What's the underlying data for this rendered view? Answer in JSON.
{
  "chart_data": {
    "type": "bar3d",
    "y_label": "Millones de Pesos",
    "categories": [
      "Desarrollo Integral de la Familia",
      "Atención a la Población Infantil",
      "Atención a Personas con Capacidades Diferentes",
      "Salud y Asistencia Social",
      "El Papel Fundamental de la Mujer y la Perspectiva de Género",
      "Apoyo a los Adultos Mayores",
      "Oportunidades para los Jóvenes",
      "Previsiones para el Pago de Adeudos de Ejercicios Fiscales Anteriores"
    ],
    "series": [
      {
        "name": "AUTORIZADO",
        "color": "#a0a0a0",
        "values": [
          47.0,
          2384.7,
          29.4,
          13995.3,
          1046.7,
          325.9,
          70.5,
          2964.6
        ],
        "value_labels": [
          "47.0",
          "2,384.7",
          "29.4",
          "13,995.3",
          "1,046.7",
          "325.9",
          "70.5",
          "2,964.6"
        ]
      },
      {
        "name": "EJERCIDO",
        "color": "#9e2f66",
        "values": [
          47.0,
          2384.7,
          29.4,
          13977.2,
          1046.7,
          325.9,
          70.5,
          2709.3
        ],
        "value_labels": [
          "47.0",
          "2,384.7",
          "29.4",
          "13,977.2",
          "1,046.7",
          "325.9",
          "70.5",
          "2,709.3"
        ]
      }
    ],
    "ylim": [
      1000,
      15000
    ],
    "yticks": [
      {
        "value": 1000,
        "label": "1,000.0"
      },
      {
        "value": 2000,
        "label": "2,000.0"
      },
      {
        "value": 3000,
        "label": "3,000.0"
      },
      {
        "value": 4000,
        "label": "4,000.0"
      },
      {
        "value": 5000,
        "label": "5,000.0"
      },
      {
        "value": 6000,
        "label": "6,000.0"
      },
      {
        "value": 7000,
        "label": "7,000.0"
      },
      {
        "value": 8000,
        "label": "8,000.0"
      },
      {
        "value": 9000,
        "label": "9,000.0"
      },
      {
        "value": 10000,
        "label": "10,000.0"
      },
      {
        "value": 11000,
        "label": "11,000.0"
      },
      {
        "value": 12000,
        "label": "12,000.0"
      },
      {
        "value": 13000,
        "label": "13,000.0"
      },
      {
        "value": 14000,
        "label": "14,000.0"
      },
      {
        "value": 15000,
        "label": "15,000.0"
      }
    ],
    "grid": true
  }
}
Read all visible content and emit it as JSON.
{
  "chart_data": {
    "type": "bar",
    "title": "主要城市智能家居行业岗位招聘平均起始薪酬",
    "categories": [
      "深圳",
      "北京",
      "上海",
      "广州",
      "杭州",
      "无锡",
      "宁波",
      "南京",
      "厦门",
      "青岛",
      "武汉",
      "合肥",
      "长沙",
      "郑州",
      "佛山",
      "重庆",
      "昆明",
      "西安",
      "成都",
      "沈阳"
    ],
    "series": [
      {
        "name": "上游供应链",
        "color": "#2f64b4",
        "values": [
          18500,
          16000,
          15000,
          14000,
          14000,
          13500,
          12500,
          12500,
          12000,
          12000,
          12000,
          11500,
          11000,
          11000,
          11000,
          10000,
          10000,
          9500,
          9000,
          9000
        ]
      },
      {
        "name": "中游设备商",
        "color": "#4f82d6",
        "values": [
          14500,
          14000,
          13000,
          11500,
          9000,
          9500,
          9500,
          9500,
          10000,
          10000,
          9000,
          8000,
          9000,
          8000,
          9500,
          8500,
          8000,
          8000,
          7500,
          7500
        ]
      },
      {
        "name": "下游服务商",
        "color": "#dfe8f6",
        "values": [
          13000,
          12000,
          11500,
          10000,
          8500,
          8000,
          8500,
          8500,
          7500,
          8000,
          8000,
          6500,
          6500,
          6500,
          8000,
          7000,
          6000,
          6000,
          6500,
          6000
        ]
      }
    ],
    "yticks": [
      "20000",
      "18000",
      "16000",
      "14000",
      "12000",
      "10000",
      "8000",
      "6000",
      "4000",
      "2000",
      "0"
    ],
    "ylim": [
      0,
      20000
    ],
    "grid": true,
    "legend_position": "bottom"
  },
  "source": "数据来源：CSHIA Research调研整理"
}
★ ★ ★ ★ ★ ★ ★
Retype the entries one by one, exactly.

TASK SOLUTION:
What's the underlying data for this rendered view? Answer in JSON.
{
  "chart_data": {
    "type": "bar3d",
    "y_label": "Millones de Pesos",
    "categories": [
      "Desarrollo Integral de la Familia",
      "Atención a la Población Infantil",
      "Atención a Personas con Capacidades Diferentes",
      "Salud y Asistencia Social",
      "El Papel Fundamental de la Mujer y la Perspectiva de Género",
      "Apoyo a los Adultos Mayores",
      "Oportunidades para los Jóvenes",
      "Previsiones para el Pago de Adeudos de Ejercicios Fiscales Anteriores"
    ],
    "series": [
      {
        "name": "AUTORIZADO",
        "color": "#a0a0a0",
        "values": [
          47.0,
          2384.7,
          29.4,
          13995.3,
          1046.7,
          325.9,
          70.5,
          2964.6
        ],
        "value_labels": [
          "47.0",
          "2,384.7",
          "29.4",
          "13,995.3",
          "1,046.7",
          "325.9",
          "70.5",
          "2,964.6"
        ]
      },
      {
        "name": "EJERCIDO",
        "color": "#9e2f66",
        "values": [
          47.0,
          2384.7,
          29.4,
          13977.2,
          1046.7,
          325.9,
          70.5,
          2709.3
        ],
        "value_labels": [
          "47.0",
          "2,384.7",
          "29.4",
          "13,977.2",
          "1,046.7",
          "325.9",
          "70.5",
          "2,709.3"
        ]
      }
    ],
    "ylim": [
      1000,
      15000
    ],
    "yticks": [
      {
        "value": 1000,
        "label": "1,000.0"
      },
      {
        "value": 2000,
        "label": "2,000.0"
      },
      {
        "value": 3000,
        "label": "3,000.0"
      },
      {
        "value": 4000,
        "label": "4,000.0"
      },
      {
        "value": 5000,
        "label": "5,000.0"
      },
      {
        "value": 6000,
        "label": "6,000.0"
      },
      {
        "value": 7000,
        "label": "7,000.0"
      },
      {
        "value": 8000,
        "label": "8,000.0"
      },
      {
        "value": 9000,
        "label": "9,000.0"
      },
      {
        "value": 10000,
        "label": "10,000.0"
      },
      {
        "value": 11000,
        "label": "11,000.0"
      },
      {
        "value": 12000,
        "label": "12,000.0"
      },
      {
        "value": 13000,
        "label": "13,000.0"
      },
      {
        "value": 14000,
        "label": "14,000.0"
      },
      {
        "value": 15000,
        "label": "15,000.0"
      }
    ],
    "grid": true
  }
}
Read all visible content and emit it as JSON.
{
  "chart_data": {
    "type": "bar",
    "title": "主要城市智能家居行业岗位招聘平均起始薪酬",
    "categories": [
      "深圳",
      "北京",
      "上海",
      "广州",
      "杭州",
      "无锡",
      "宁波",
      "南京",
      "厦门",
      "青岛",
      "武汉",
      "合肥",
      "长沙",
      "郑州",
      "佛山",
      "重庆",
      "昆明",
      "西安",
      "成都",
      "沈阳"
    ],
    "series": [
      {
        "name": "上游供应链",
        "color": "#2f64b4",
        "values": [
          18500,
          16000,
          15000,
          14000,
          14000,
          13500,
          12500,
          12500,
          12000,
          12000,
          12000,
          11500,
          11000,
          11000,
          11000,
          10000,
          10000,
          9500,
          9000,
          9000
        ]
      },
      {
        "name": "中游设备商",
        "color": "#4f82d6",
        "values": [
          14500,
          14000,
          13000,
          11500,
          9000,
          9500,
          9500,
          9500,
          10000,
          10000,
          9000,
          8000,
          9000,
          8000,
          9500,
          8500,
          8000,
          8000,
          7500,
          7500
        ]
      },
      {
        "name": "下游服务商",
        "color": "#dfe8f6",
        "values": [
          13000,
          12000,
          11500,
          10000,
          8500,
          8000,
          8500,
          8500,
          7500,
          8000,
          8000,
          6500,
          6500,
          6500,
          8000,
          7000,
          6000,
          6000,
          6500,
          6000
        ]
      }
    ],
    "yticks": [
      "20000",
      "18000",
      "16000",
      "14000",
      "12000",
      "10000",
      "8000",
      "6000",
      "4000",
      "2000",
      "0"
    ],
    "ylim": [
      0,
      20000
    ],
    "grid": true,
    "legend_position": "bottom"
  },
  "source": "数据来源：CSHIA Research调研整理"
}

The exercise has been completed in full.